## [Requirement]
Your task is to output all the records below, word for word.

begin Input material

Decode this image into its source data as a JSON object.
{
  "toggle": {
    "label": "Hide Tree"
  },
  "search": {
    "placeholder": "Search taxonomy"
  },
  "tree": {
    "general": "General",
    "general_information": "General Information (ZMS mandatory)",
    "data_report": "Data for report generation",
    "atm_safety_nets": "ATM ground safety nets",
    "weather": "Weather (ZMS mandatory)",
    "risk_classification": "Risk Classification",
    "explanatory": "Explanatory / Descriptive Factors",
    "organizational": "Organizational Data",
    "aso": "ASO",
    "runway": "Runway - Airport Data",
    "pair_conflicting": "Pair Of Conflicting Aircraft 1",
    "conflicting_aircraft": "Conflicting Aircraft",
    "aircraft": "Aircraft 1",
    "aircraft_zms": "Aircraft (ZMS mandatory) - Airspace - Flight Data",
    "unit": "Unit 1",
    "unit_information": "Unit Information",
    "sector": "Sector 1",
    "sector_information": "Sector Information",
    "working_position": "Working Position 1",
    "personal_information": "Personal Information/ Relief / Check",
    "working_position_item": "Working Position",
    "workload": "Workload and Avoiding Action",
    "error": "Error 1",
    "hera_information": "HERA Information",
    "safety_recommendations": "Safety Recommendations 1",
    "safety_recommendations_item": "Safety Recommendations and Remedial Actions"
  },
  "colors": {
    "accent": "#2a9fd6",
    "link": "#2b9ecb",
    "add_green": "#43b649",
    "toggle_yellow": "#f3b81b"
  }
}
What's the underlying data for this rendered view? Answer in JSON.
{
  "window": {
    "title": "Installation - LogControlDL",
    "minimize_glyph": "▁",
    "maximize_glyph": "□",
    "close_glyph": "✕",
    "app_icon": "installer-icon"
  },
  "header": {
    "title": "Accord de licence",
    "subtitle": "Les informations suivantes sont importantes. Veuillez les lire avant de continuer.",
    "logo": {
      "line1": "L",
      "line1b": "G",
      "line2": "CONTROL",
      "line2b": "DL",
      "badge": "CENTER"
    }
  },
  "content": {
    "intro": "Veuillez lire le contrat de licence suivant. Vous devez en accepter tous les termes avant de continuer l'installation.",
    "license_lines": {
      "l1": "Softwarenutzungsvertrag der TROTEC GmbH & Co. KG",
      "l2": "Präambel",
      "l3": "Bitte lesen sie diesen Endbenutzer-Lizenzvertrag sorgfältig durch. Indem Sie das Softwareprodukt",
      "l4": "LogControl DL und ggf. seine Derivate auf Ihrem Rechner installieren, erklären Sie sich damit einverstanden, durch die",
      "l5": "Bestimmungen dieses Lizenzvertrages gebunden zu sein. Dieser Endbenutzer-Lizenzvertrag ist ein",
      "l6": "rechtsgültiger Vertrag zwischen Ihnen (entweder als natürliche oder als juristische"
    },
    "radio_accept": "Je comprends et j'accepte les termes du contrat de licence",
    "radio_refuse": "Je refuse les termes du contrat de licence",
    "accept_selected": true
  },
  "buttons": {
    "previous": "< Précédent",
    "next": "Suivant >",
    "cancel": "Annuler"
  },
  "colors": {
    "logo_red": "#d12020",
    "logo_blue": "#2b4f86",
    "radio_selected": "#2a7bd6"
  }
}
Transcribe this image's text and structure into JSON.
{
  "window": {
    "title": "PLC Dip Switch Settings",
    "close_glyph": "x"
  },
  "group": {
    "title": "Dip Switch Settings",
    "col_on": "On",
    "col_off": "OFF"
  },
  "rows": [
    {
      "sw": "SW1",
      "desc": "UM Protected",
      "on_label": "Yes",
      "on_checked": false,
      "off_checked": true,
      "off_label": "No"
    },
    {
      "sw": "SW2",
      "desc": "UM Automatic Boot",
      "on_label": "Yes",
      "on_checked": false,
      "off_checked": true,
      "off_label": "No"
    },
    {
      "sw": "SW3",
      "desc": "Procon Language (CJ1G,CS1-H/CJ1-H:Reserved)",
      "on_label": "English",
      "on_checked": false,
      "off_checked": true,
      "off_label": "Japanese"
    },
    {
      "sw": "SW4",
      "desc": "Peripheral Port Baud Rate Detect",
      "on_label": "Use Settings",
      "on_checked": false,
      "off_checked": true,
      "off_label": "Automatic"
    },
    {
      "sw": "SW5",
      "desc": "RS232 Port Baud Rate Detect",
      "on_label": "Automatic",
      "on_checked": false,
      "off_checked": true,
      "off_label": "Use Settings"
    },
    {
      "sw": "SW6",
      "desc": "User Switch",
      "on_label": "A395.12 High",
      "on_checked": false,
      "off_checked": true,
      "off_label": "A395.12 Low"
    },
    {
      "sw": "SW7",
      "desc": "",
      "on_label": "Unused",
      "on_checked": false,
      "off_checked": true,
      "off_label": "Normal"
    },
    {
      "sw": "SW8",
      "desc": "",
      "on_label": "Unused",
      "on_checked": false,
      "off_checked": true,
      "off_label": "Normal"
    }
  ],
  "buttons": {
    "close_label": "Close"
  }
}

end Input material

## [Answer to the task]
Decode this image into its source data as a JSON object.
{
  "toggle": {
    "label": "Hide Tree"
  },
  "search": {
    "placeholder": "Search taxonomy"
  },
  "tree": {
    "general": "General",
    "general_information": "General Information (ZMS mandatory)",
    "data_report": "Data for report generation",
    "atm_safety_nets": "ATM ground safety nets",
    "weather": "Weather (ZMS mandatory)",
    "risk_classification": "Risk Classification",
    "explanatory": "Explanatory / Descriptive Factors",
    "organizational": "Organizational Data",
    "aso": "ASO",
    "runway": "Runway - Airport Data",
    "pair_conflicting": "Pair Of Conflicting Aircraft 1",
    "conflicting_aircraft": "Conflicting Aircraft",
    "aircraft": "Aircraft 1",
    "aircraft_zms": "Aircraft (ZMS mandatory) - Airspace - Flight Data",
    "unit": "Unit 1",
    "unit_information": "Unit Information",
    "sector": "Sector 1",
    "sector_information": "Sector Information",
    "working_position": "Working Position 1",
    "personal_information": "Personal Information/ Relief / Check",
    "working_position_item": "Working Position",
    "workload": "Workload and Avoiding Action",
    "error": "Error 1",
    "hera_information": "HERA Information",
    "safety_recommendations": "Safety Recommendations 1",
    "safety_recommendations_item": "Safety Recommendations and Remedial Actions"
  },
  "colors": {
    "accent": "#2a9fd6",
    "link": "#2b9ecb",
    "add_green": "#43b649",
    "toggle_yellow": "#f3b81b"
  }
}
What's the underlying data for this rendered view? Answer in JSON.
{
  "window": {
    "title": "Installation - LogControlDL",
    "minimize_glyph": "▁",
    "maximize_glyph": "□",
    "close_glyph": "✕",
    "app_icon": "installer-icon"
  },
  "header": {
    "title": "Accord de licence",
    "subtitle": "Les informations suivantes sont importantes. Veuillez les lire avant de continuer.",
    "logo": {
      "line1": "L",
      "line1b": "G",
      "line2": "CONTROL",
      "line2b": "DL",
      "badge": "CENTER"
    }
  },
  "content": {
    "intro": "Veuillez lire le contrat de licence suivant. Vous devez en accepter tous les termes avant de continuer l'installation.",
    "license_lines": {
      "l1": "Softwarenutzungsvertrag der TROTEC GmbH & Co. KG",
      "l2": "Präambel",
      "l3": "Bitte lesen sie diesen Endbenutzer-Lizenzvertrag sorgfältig durch. Indem Sie das Softwareprodukt",
      "l4": "LogControl DL und ggf. seine Derivate auf Ihrem Rechner installieren, erklären Sie sich damit einverstanden, durch die",
      "l5": "Bestimmungen dieses Lizenzvertrages gebunden zu sein. Dieser Endbenutzer-Lizenzvertrag ist ein",
      "l6": "rechtsgültiger Vertrag zwischen Ihnen (entweder als natürliche oder als juristische"
    },
    "radio_accept": "Je comprends et j'accepte les termes du contrat de licence",
    "radio_refuse": "Je refuse les termes du contrat de licence",
    "accept_selected": true
  },
  "buttons": {
    "previous": "< Précédent",
    "next": "Suivant >",
    "cancel": "Annuler"
  },
  "colors": {
    "logo_red": "#d12020",
    "logo_blue": "#2b4f86",
    "radio_selected": "#2a7bd6"
  }
}
Transcribe this image's text and structure into JSON.
{
  "window": {
    "title": "PLC Dip Switch Settings",
    "close_glyph": "x"
  },
  "group": {
    "title": "Dip Switch Settings",
    "col_on": "On",
    "col_off": "OFF"
  },
  "rows": [
    {
      "sw": "SW1",
      "desc": "UM Protected",
      "on_label": "Yes",
      "on_checked": false,
      "off_checked": true,
      "off_label": "No"
    },
    {
      "sw": "SW2",
      "desc": "UM Automatic Boot",
      "on_label": "Yes",
      "on_checked": false,
      "off_checked": true,
      "off_label": "No"
    },
    {
      "sw": "SW3",
      "desc": "Procon Language (CJ1G,CS1-H/CJ1-H:Reserved)",
      "on_label": "English",
      "on_checked": false,
      "off_checked": true,
      "off_label": "Japanese"
    },
    {
      "sw": "SW4",
      "desc": "Peripheral Port Baud Rate Detect",
      "on_label": "Use Settings",
      "on_checked": false,
      "off_checked": true,
      "off_label": "Automatic"
    },
    {
      "sw": "SW5",
      "desc": "RS232 Port Baud Rate Detect",
      "on_label": "Automatic",
      "on_checked": false,
      "off_checked": true,
      "off_label": "Use Settings"
    },
    {
      "sw": "SW6",
      "desc": "User Switch",
      "on_label": "A395.12 High",
      "on_checked": false,
      "off_checked": true,
      "off_label": "A395.12 Low"
    },
    {
      "sw": "SW7",
      "desc": "",
      "on_label": "Unused",
      "on_checked": false,
      "off_checked": true,
      "off_label": "Normal"
    },
    {
      "sw": "SW8",
      "desc": "",
      "on_label": "Unused",
      "on_checked": false,
      "off_checked": true,
      "off_label": "Normal"
    }
  ],
  "buttons": {
    "close_label": "Close"
  }
}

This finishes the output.